### Written instruction:
From the entries below, extract every line that includes the word "this".

--*--

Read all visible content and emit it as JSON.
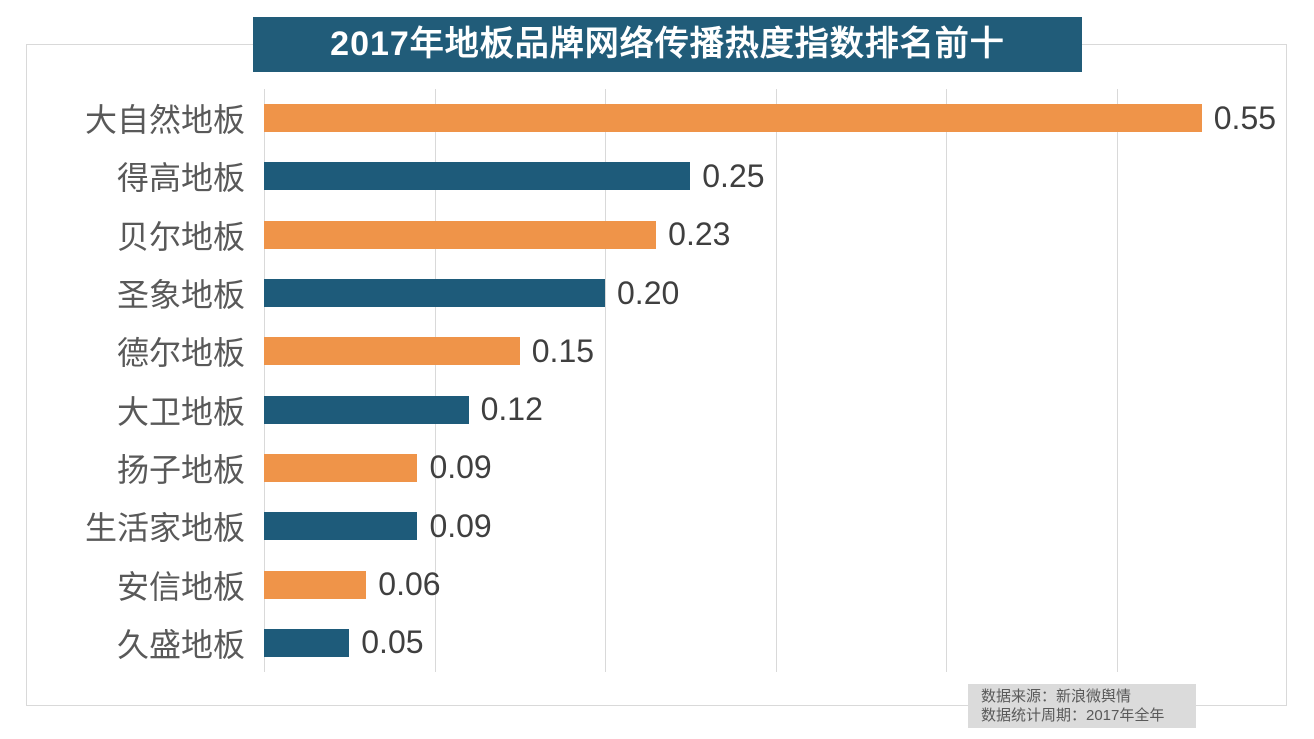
{
  "chart_data": {
    "type": "bar",
    "orientation": "horizontal",
    "title": "2017年地板品牌网络传播热度指数排名前十",
    "categories": [
      "大自然地板",
      "得高地板",
      "贝尔地板",
      "圣象地板",
      "德尔地板",
      "大卫地板",
      "扬子地板",
      "生活家地板",
      "安信地板",
      "久盛地板"
    ],
    "values": [
      0.55,
      0.25,
      0.23,
      0.2,
      0.15,
      0.12,
      0.09,
      0.09,
      0.06,
      0.05
    ],
    "value_labels": [
      "0.55",
      "0.25",
      "0.23",
      "0.20",
      "0.15",
      "0.12",
      "0.09",
      "0.09",
      "0.06",
      "0.05"
    ],
    "xlabel": "",
    "ylabel": "",
    "xlim": [
      0,
      0.6
    ],
    "gridline_interval": 0.1,
    "grid": "vertical-only",
    "legend": "none",
    "bar_color_pattern": "alternating"
  },
  "source_note": {
    "line1": "数据来源：新浪微舆情",
    "line2": "数据统计周期：2017年全年"
  },
  "colors": {
    "orange_bar": "#EF9449",
    "teal_bar": "#1E5B7A",
    "title_bg": "#215C79",
    "title_text": "#FFFFFF",
    "gridline": "#D9D9D9",
    "frame_border": "#D9D9D9",
    "category_text": "#595959",
    "value_text": "#3F3F3F",
    "source_bg": "#DBDBDB",
    "source_text": "#595959",
    "background": "#FFFFFF"
  }
}
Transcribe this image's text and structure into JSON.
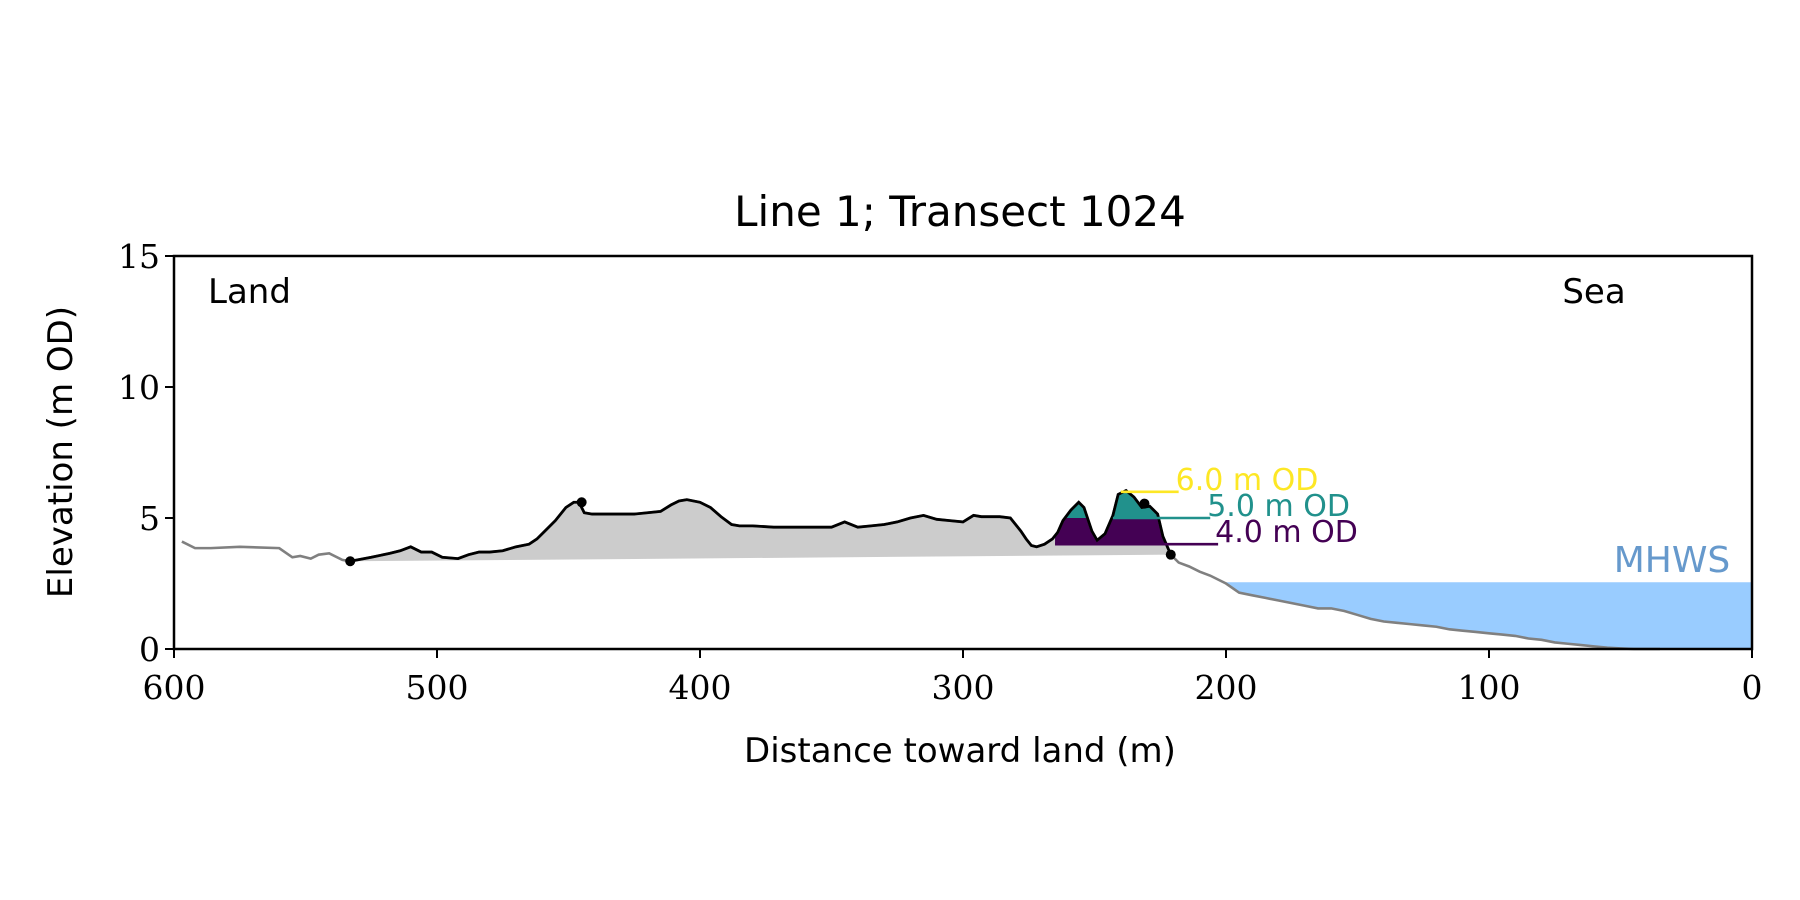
{
  "chart_data": {
    "type": "area",
    "title": "Line 1; Transect 1024",
    "xlabel": "Distance toward land (m)",
    "ylabel": "Elevation (m OD)",
    "xlim": [
      600,
      0
    ],
    "ylim": [
      0,
      15
    ],
    "x_ticks": [
      600,
      500,
      400,
      300,
      200,
      100,
      0
    ],
    "y_ticks": [
      0,
      5,
      10,
      15
    ],
    "grid": false,
    "annotations": {
      "left": "Land",
      "right": "Sea"
    },
    "colors": {
      "profile": "#808080",
      "dune_profile": "#000000",
      "dune_fill": "#cccccc",
      "sea": "#99ccff",
      "mhws_label": "#6699cc",
      "level_6": "#fde725",
      "level_5": "#21918c",
      "level_4": "#440154"
    },
    "mhws": {
      "label": "MHWS",
      "elevation": 2.55,
      "x_start": 200
    },
    "profile": {
      "x": [
        597,
        592,
        586,
        575,
        560,
        555,
        552,
        548,
        545,
        541,
        536,
        533,
        525,
        518,
        514,
        510,
        506,
        502,
        498,
        492,
        488,
        484,
        480,
        475,
        470,
        465,
        462,
        459,
        455,
        451,
        448,
        446,
        444,
        441,
        438,
        433,
        425,
        420,
        415,
        411,
        408,
        405,
        400,
        396,
        392,
        388,
        385,
        380,
        372,
        365,
        360,
        350,
        345,
        340,
        335,
        330,
        325,
        320,
        315,
        310,
        305,
        300,
        296,
        293,
        290,
        286,
        282,
        278,
        276,
        274,
        272,
        269,
        266,
        264,
        262,
        259,
        256,
        254,
        251,
        249,
        246,
        243,
        241,
        238,
        235,
        232,
        229,
        226,
        224,
        221,
        218,
        214,
        210,
        206,
        200,
        195,
        190,
        185,
        180,
        175,
        170,
        165,
        160,
        155,
        150,
        145,
        140,
        135,
        130,
        125,
        120,
        115,
        110,
        105,
        100,
        95,
        90,
        85,
        80,
        75,
        70,
        65,
        60,
        55,
        50,
        45,
        40,
        35
      ],
      "y": [
        4.1,
        3.85,
        3.85,
        3.9,
        3.85,
        3.5,
        3.55,
        3.45,
        3.6,
        3.65,
        3.4,
        3.35,
        3.5,
        3.65,
        3.75,
        3.9,
        3.7,
        3.7,
        3.5,
        3.45,
        3.6,
        3.7,
        3.7,
        3.75,
        3.9,
        4.0,
        4.2,
        4.5,
        4.9,
        5.4,
        5.6,
        5.6,
        5.2,
        5.15,
        5.15,
        5.15,
        5.15,
        5.2,
        5.25,
        5.5,
        5.65,
        5.7,
        5.6,
        5.4,
        5.05,
        4.75,
        4.7,
        4.7,
        4.65,
        4.65,
        4.65,
        4.65,
        4.85,
        4.65,
        4.7,
        4.75,
        4.85,
        5.0,
        5.1,
        4.95,
        4.9,
        4.85,
        5.1,
        5.05,
        5.05,
        5.05,
        5.0,
        4.5,
        4.2,
        3.95,
        3.9,
        4.0,
        4.2,
        4.45,
        4.9,
        5.3,
        5.6,
        5.4,
        4.5,
        4.15,
        4.4,
        5.1,
        5.9,
        6.05,
        5.8,
        5.4,
        5.45,
        5.15,
        4.3,
        3.6,
        3.3,
        3.15,
        2.95,
        2.8,
        2.5,
        2.15,
        2.05,
        1.95,
        1.85,
        1.75,
        1.65,
        1.55,
        1.55,
        1.45,
        1.3,
        1.15,
        1.05,
        1.0,
        0.95,
        0.9,
        0.85,
        0.75,
        0.7,
        0.65,
        0.6,
        0.55,
        0.5,
        0.4,
        0.35,
        0.25,
        0.2,
        0.15,
        0.1,
        0.05,
        0.02,
        0.0,
        0.0,
        0.0
      ]
    },
    "dune": {
      "x_start": 533,
      "x_end": 221,
      "points": [
        {
          "x": 533,
          "y": 3.35
        },
        {
          "x": 445,
          "y": 5.6
        },
        {
          "x": 231,
          "y": 5.55
        },
        {
          "x": 221,
          "y": 3.6
        }
      ]
    },
    "levels": [
      {
        "label": "6.0 m OD",
        "elevation": 6.0,
        "color_key": "level_6"
      },
      {
        "label": "5.0 m OD",
        "elevation": 5.0,
        "color_key": "level_5"
      },
      {
        "label": "4.0 m OD",
        "elevation": 4.0,
        "color_key": "level_4"
      }
    ]
  }
}
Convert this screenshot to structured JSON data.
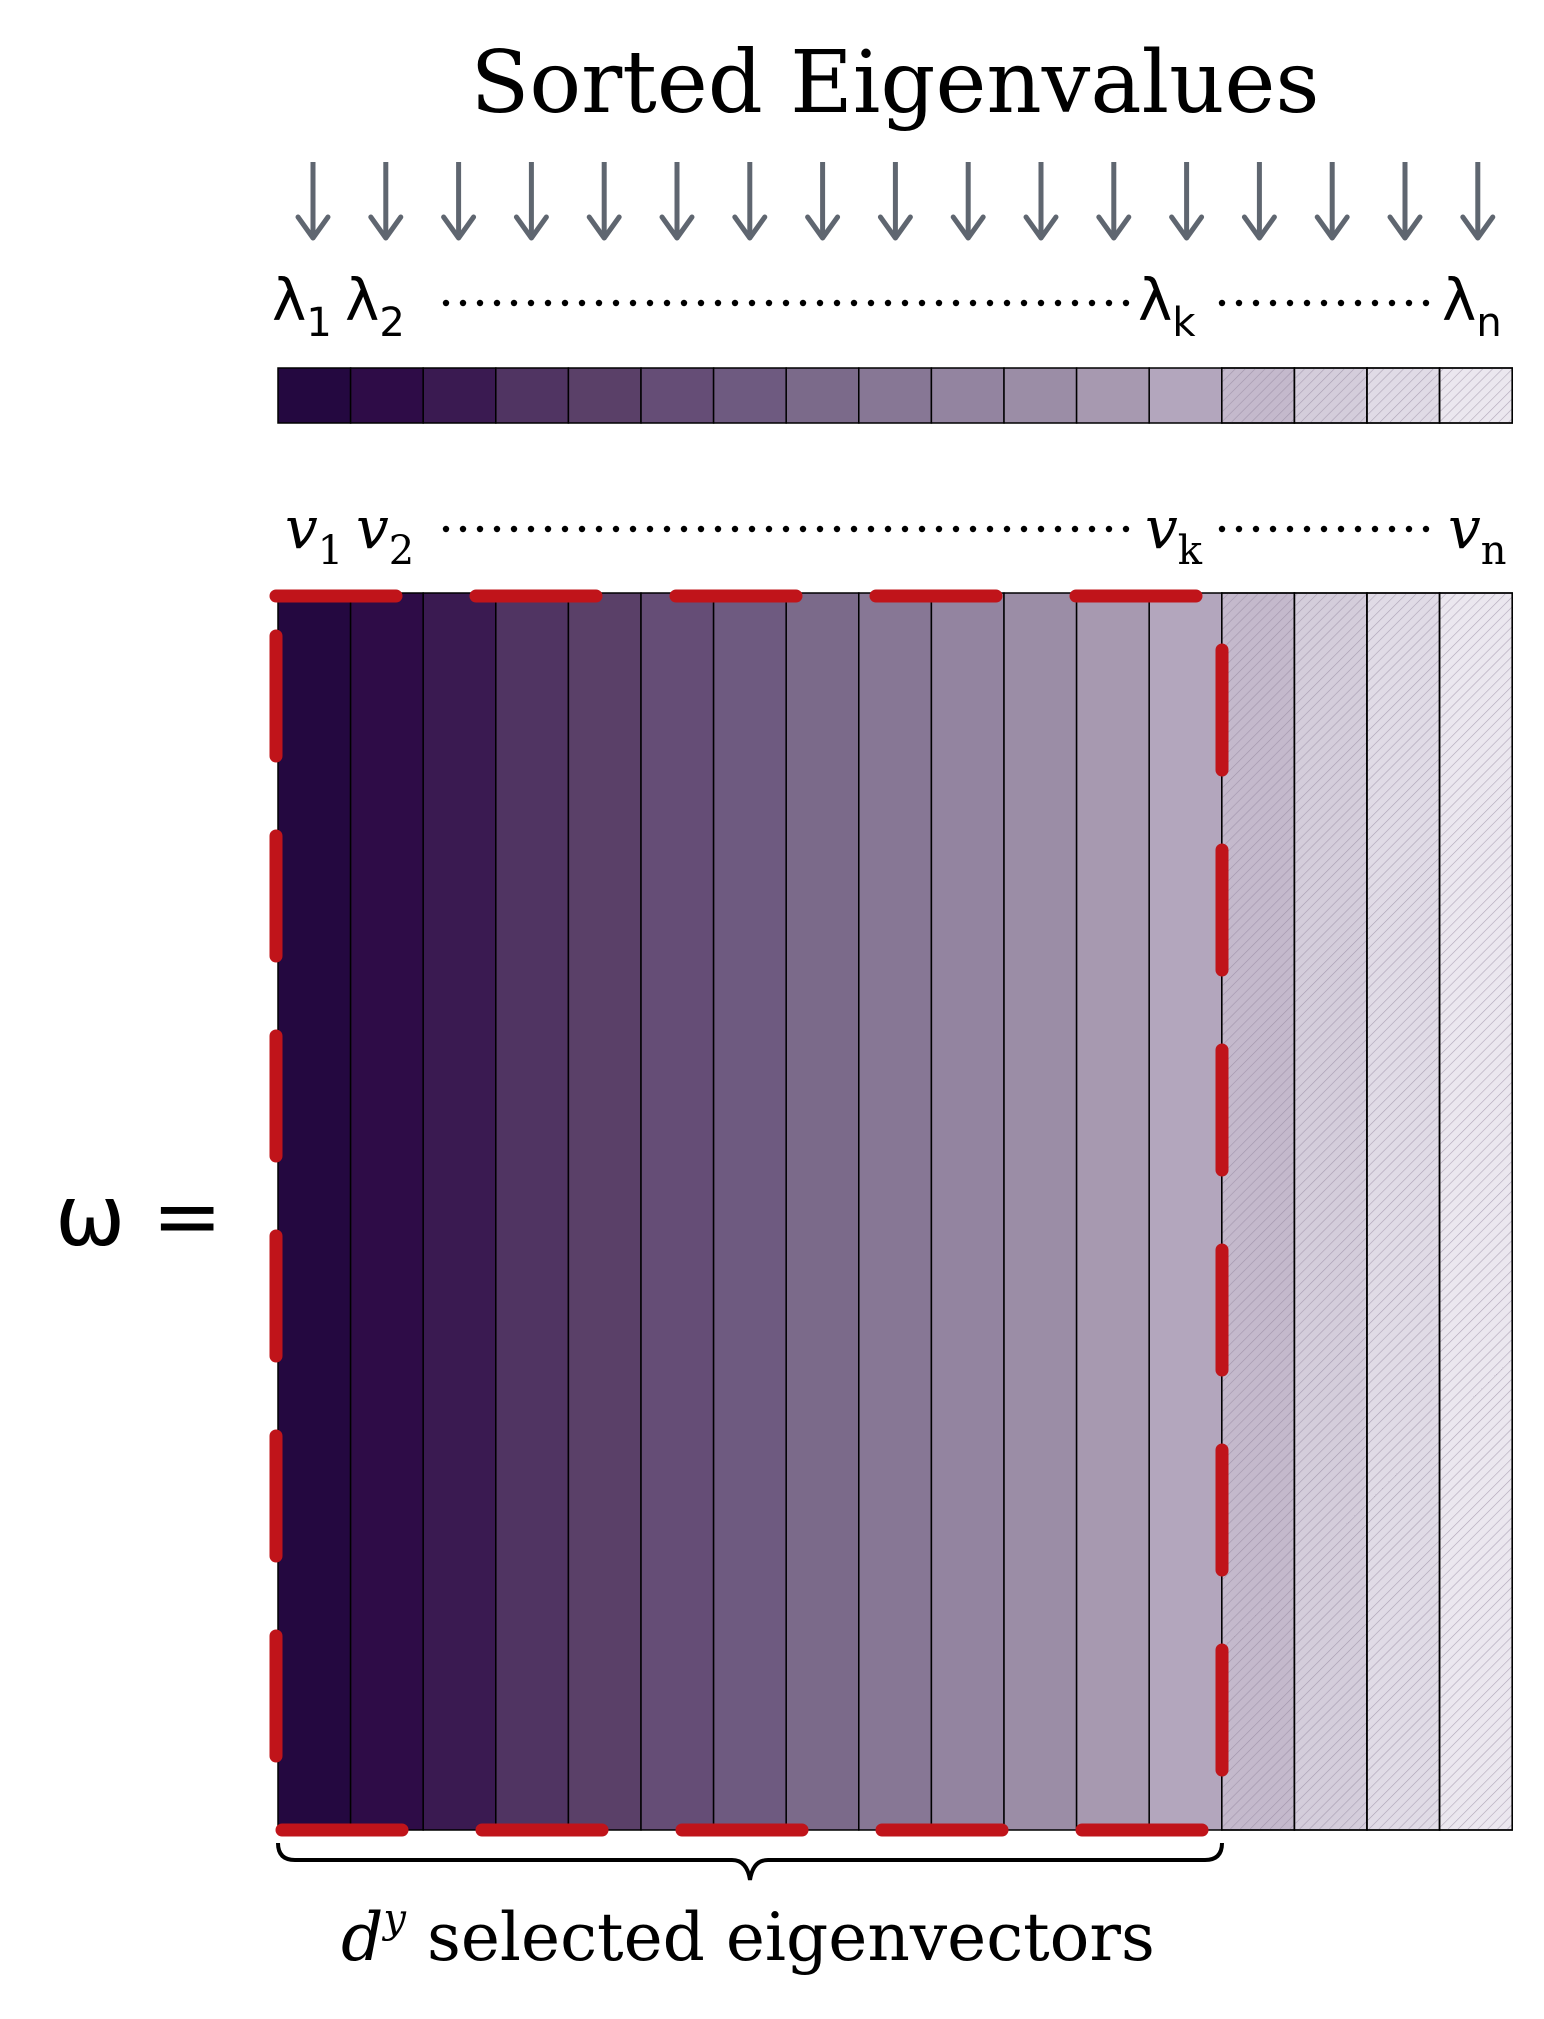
{
  "title": "Sorted Eigenvalues",
  "eigenvalue_labels": [
    {
      "base": "λ",
      "sub": "1"
    },
    {
      "base": "λ",
      "sub": "2"
    },
    {
      "base": "λ",
      "sub": "k"
    },
    {
      "base": "λ",
      "sub": "n"
    }
  ],
  "eigenvector_labels": [
    {
      "base": "v",
      "sub": "1"
    },
    {
      "base": "v",
      "sub": "2"
    },
    {
      "base": "v",
      "sub": "k"
    },
    {
      "base": "v",
      "sub": "n"
    }
  ],
  "matrix_label": "ω =",
  "selection_caption": {
    "base": "d",
    "sup": "y",
    "text": " selected eigenvectors"
  },
  "column_count": 17,
  "selected_count": 13,
  "column_colors": [
    "#240840",
    "#2e0c47",
    "#3a1a51",
    "#503462",
    "#5a4068",
    "#654d76",
    "#6e5a80",
    "#7b6a8a",
    "#877795",
    "#9384a0",
    "#9b8da6",
    "#a799b0",
    "#b3a6bd",
    "#c4b9cc",
    "#d4cddb",
    "#e0dbe6",
    "#ebe7ef"
  ],
  "colors": {
    "arrow": "#5f6670",
    "selection": "#c0141a",
    "text": "#000000"
  }
}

--*--

### Final result:
Transcribe this image's text and structure into JSON.
Convert this screenshot to structured JSON data.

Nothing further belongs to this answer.